▶ INSTRUCTIONS TO FOLLOW: Identify and reproduce every line holding the string "Taxes".

[Start of INPUT DATA]

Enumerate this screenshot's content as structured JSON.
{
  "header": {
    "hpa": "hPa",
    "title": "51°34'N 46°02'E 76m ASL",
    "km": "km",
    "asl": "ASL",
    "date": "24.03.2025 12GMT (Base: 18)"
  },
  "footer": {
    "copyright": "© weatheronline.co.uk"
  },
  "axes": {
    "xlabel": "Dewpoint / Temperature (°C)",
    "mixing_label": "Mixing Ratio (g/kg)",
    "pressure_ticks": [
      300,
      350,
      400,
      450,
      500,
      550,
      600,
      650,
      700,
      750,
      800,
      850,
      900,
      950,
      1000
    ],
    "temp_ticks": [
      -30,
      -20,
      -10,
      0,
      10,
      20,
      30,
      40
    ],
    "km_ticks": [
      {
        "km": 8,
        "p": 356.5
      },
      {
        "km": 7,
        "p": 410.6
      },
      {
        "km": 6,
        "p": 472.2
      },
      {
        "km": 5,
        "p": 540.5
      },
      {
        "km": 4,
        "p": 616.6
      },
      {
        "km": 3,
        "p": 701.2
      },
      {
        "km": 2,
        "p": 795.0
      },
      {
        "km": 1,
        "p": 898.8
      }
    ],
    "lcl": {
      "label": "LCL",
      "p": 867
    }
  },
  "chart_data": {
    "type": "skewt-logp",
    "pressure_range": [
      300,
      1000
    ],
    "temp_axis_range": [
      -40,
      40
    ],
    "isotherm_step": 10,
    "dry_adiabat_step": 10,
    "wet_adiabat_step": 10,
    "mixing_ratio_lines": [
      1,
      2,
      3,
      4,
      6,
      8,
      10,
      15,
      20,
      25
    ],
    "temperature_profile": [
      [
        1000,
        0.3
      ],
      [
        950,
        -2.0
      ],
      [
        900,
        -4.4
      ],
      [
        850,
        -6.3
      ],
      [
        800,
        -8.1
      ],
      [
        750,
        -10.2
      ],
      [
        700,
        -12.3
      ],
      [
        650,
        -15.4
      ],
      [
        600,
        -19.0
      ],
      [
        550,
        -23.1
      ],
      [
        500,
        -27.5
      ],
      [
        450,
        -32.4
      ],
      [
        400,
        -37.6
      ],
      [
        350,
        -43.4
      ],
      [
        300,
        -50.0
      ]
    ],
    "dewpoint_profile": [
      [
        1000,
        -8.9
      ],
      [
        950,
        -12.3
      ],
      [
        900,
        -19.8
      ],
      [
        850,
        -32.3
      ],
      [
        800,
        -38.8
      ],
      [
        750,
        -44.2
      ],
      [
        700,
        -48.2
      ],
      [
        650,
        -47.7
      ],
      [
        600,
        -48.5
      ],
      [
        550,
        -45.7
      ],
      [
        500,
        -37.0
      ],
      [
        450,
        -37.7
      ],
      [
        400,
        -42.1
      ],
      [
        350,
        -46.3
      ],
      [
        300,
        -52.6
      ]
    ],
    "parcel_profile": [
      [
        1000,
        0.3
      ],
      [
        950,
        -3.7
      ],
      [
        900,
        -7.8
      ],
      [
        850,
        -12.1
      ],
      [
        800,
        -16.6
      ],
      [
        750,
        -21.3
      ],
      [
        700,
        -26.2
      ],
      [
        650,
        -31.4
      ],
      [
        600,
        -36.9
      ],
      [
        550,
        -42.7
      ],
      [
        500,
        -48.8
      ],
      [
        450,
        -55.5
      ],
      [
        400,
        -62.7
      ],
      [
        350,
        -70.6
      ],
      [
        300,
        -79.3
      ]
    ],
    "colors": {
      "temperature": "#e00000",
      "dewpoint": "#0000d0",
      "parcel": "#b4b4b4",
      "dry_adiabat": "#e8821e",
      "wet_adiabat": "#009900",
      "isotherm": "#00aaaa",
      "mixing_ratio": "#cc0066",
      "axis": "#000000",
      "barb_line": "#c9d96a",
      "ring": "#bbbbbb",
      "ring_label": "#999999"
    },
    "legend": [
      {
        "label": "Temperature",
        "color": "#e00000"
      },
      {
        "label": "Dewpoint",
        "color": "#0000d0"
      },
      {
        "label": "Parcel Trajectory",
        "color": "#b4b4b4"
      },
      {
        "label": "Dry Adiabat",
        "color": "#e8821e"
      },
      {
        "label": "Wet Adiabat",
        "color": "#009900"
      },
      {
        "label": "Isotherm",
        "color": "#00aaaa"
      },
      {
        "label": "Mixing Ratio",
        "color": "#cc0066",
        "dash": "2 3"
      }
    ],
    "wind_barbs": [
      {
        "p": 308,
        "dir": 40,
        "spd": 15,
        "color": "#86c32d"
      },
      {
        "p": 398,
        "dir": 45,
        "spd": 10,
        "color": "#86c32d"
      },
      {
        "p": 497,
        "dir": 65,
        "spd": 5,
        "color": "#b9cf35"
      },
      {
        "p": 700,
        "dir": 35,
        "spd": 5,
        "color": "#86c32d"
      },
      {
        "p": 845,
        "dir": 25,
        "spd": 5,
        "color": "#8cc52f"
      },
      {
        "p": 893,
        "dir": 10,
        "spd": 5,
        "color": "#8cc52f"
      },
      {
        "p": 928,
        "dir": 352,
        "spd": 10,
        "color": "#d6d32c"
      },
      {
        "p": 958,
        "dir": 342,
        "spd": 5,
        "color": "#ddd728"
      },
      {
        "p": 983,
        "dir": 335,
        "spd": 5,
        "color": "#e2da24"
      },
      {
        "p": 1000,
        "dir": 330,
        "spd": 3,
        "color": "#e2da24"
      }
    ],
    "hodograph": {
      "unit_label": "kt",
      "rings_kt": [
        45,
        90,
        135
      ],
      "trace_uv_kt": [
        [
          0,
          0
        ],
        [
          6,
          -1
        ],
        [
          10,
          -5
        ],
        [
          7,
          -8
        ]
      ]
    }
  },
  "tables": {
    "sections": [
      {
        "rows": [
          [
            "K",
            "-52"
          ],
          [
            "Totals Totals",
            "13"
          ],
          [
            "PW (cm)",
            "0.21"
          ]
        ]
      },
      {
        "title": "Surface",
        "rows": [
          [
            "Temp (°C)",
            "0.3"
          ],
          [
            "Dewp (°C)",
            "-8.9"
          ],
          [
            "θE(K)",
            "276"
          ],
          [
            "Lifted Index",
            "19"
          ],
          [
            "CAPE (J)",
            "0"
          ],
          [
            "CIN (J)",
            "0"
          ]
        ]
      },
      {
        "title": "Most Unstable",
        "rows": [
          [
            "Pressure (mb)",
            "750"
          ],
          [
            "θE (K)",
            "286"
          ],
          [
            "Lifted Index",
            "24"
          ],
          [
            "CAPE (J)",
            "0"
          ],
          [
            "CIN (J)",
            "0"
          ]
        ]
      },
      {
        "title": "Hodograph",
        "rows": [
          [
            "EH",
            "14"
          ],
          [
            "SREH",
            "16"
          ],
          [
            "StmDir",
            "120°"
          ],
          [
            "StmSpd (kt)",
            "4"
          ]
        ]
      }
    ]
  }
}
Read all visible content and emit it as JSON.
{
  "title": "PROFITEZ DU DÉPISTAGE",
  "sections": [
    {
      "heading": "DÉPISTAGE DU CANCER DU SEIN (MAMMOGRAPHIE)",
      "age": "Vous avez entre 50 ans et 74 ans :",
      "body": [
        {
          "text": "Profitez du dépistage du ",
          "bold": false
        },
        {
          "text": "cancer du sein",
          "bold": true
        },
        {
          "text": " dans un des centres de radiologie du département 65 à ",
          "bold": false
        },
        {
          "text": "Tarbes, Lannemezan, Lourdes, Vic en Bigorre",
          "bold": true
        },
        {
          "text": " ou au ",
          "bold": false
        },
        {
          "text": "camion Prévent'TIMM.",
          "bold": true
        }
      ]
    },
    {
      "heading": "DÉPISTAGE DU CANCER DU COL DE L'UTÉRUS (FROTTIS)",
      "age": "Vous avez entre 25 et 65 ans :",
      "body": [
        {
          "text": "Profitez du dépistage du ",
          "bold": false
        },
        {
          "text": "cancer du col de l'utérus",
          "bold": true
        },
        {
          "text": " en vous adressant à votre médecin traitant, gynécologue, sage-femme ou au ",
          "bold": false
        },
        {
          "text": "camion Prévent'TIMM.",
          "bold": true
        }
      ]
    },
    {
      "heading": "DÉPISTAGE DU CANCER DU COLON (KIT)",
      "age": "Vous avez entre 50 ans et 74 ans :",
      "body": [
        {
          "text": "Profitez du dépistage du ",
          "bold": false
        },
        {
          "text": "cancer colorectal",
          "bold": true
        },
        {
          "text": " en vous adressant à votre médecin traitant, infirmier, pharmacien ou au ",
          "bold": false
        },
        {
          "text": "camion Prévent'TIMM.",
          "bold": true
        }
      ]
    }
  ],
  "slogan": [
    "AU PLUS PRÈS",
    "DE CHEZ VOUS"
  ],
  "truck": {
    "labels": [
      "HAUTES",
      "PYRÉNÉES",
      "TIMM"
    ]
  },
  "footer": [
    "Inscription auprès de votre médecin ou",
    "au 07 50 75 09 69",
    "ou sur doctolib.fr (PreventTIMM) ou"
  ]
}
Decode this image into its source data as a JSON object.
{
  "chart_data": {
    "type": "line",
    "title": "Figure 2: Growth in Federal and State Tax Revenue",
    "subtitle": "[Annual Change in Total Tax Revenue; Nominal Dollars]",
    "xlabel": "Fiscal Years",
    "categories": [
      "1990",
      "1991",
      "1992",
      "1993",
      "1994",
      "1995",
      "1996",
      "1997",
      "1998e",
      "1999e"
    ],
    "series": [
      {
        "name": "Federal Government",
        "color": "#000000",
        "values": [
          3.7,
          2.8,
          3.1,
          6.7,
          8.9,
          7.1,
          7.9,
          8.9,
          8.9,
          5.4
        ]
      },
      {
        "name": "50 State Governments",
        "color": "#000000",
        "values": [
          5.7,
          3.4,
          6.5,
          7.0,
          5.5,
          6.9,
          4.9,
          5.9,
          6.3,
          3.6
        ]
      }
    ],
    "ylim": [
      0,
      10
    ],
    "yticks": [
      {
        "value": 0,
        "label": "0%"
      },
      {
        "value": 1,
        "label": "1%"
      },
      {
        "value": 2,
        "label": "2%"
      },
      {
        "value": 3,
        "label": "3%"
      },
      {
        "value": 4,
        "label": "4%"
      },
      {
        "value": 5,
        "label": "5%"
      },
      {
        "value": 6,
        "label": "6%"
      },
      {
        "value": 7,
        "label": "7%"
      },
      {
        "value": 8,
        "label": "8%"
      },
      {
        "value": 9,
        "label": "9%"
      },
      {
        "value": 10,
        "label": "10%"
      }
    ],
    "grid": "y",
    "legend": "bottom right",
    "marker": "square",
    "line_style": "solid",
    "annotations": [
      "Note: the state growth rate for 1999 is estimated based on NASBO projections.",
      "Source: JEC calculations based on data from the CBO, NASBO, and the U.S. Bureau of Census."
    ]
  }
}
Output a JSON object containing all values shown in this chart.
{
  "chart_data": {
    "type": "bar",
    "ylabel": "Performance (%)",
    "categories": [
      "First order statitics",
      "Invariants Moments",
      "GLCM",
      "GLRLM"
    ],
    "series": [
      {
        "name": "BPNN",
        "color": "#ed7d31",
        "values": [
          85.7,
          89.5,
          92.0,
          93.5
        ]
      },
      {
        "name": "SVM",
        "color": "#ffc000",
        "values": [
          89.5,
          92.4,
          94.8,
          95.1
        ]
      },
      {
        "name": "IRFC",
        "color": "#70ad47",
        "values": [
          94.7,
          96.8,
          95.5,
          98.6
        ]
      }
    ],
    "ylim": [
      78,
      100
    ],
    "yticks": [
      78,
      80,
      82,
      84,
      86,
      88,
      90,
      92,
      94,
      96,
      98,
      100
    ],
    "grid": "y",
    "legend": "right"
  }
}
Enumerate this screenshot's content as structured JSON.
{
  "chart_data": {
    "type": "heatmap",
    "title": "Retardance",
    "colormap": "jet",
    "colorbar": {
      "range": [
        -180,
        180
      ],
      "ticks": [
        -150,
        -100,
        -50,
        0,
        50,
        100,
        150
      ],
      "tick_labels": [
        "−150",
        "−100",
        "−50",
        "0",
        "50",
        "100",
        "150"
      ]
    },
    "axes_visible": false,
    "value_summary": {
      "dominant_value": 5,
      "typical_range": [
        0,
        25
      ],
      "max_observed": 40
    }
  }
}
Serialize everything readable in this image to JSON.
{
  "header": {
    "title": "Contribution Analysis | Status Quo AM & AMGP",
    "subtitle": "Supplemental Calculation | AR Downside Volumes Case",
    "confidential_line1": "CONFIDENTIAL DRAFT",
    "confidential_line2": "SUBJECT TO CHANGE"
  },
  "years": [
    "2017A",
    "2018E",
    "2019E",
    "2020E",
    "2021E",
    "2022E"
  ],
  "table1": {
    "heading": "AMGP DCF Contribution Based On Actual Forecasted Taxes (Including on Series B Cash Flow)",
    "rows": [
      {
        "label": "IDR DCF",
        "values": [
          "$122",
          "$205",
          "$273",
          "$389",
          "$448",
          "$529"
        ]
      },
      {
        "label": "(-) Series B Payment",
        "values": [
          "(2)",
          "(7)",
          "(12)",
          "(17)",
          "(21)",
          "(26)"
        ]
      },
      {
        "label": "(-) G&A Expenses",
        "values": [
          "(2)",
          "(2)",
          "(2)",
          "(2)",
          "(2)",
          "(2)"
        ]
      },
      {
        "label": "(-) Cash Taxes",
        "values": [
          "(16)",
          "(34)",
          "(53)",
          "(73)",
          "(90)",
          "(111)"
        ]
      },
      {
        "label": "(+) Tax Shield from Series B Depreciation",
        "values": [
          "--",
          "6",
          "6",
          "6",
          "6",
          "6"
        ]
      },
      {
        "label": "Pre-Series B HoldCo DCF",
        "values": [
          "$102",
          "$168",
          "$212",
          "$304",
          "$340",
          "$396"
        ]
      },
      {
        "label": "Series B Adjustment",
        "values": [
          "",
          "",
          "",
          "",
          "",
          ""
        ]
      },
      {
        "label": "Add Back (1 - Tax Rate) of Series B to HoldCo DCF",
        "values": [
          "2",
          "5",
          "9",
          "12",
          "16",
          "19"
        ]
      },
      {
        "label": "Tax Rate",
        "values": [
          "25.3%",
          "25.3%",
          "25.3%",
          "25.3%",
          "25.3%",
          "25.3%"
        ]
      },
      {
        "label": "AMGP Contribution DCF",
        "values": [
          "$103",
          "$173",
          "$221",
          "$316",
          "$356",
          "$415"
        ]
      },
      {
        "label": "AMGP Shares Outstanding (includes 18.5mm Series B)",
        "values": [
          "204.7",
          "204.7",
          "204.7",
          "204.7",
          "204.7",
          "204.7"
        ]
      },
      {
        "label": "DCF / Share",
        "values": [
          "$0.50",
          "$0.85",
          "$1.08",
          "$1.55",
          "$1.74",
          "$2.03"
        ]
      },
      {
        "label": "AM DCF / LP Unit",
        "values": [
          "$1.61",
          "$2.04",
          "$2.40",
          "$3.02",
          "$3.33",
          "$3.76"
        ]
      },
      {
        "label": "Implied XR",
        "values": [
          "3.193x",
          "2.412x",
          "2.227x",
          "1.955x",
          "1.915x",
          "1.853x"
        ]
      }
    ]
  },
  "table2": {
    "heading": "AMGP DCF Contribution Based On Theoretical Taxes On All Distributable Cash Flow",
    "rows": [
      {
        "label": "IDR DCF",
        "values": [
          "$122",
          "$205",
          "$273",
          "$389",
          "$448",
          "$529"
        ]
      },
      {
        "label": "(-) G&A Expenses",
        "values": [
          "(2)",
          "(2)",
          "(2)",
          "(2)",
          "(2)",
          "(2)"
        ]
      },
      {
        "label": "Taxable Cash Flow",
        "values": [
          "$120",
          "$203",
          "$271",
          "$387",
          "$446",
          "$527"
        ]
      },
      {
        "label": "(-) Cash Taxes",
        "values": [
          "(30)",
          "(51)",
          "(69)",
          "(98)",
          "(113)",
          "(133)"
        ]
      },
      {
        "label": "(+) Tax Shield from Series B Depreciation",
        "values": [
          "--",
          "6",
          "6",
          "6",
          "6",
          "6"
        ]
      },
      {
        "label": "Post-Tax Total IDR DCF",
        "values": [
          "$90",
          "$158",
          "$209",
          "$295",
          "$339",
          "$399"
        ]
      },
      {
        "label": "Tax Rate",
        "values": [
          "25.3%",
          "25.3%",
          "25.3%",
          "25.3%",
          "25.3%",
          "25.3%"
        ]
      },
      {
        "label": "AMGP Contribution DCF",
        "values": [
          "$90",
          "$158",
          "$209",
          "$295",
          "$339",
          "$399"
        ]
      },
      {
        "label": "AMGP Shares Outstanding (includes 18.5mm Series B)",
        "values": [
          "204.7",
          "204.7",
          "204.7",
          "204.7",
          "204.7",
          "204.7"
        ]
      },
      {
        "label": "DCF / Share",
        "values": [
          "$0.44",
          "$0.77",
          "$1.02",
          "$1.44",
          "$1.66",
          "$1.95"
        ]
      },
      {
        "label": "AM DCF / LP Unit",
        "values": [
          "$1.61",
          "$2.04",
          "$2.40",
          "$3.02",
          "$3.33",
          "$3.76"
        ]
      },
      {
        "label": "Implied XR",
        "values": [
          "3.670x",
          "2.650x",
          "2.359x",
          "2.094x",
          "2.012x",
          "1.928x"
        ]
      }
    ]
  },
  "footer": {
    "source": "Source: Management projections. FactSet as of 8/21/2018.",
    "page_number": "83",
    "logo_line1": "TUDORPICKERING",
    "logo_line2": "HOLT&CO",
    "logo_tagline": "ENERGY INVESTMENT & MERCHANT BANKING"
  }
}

[End of INPUT DATA]

▶ FINAL ANSWER:
    "heading": "AMGP DCF Contribution Based On Actual Forecasted Taxes (Including on Series B Cash Flow)",
        "label": "(-) Cash Taxes",
    "heading": "AMGP DCF Contribution Based On Theoretical Taxes On All Distributable Cash Flow",
        "label": "(-) Cash Taxes",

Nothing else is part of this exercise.